- **Required tasks**
[1] In the email thread about RDMA Read fencing, what does the iWARP spec say happens to the Send queue when ORD is exceeded?
[2] Write the next few lines of the email thread about RDMA Read fencing, picking up after its final sentence.

- **Passage provided**
────────────────────────────────────────

Oh I get it - you mean, if a fence bit is NOT set, then other
transports do NOT fence. And iWARP DOES fence in the ORD
overposting case.

Okay, we can and should state that unfenced requests may still
be deferred, depending on the provider. And make a note that
iWARP *will* behave in this fashion in the ORD case, which the
consumer can avoid.

Tom.

At 10:31 AM 4/8/2004, Kanevsky, Arkady wrote:
>If RDMA Read barrier fence bit set for an operation (for Send WQ) then the
>operation shall not start until
>all preceeding RDMA Reads complete.
>Thit bit is part of DAT APIs and exists on all RDMA transports.
>
>The iWARP spec states that Send queue is stalled when ORD is exceeded
>regardless of the
>RDMA Read fence bit setting. This is strange because if the bit is not set
>then operations on Send queue after stalled RDMA Read can proceed if their
>RDMA Read fence bit is not set.

────────────────────────────────────────

- **Dataset excerpt**
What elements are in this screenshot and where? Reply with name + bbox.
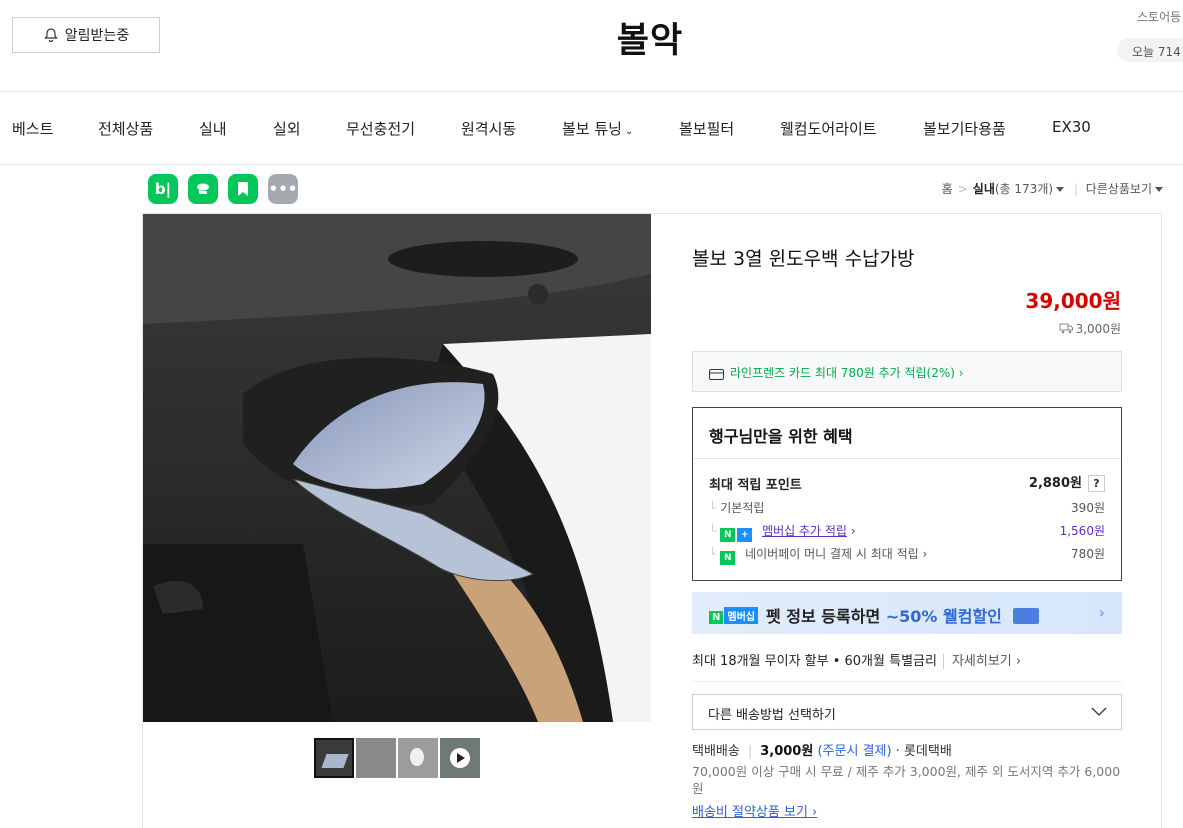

────────────────────────────────────────

- **Outputs for the tasks**
[1] The Send queue is stalled, regardless of the RDMA Read fence bit setting.

[2]
>
>Arkady
>
>
>
>Arkady Kanevsky                                email: arkady@...
>
>Network Appliance                              phone: 781-768-5395
>
>375 Totten Pond Rd.                            Fax: 781-895-1195
>
>3rd Floor                                              http: 
><http://www.netapp.com/> www.netapp.com
>
>Waltham, MA 02451-2010                  general phone: 781-768-5300
>
>-----Original Message-----
>From: Talpey, Thomas
>Sent: Thursday, April 08, 2004 9:58 AM
>To: dat-discussions@yahoogroups.com
>Subject: RE: [dat-discussions] List of small issues #9 - RDMA Read flow control
>
>
>
>I agree that the head-of-line blocking behavior of overposting
>RDMA Read requests should be mentioned. It is serious and may
>be avoided by the Consumer simply by checking the Send Q ORD
>value.
>
>I am not certain what you mean by "RDMA Read fence bit". There
>are three types of fence defined by iWARP:
>        Local Fence
>        Read Fence
>        End-to-end Fence
>The first two are verb input modifiers, the third is implemented via
>a sequence of RDMA Write and RDMA Read (iWARP verbs section
>8.2.2.2).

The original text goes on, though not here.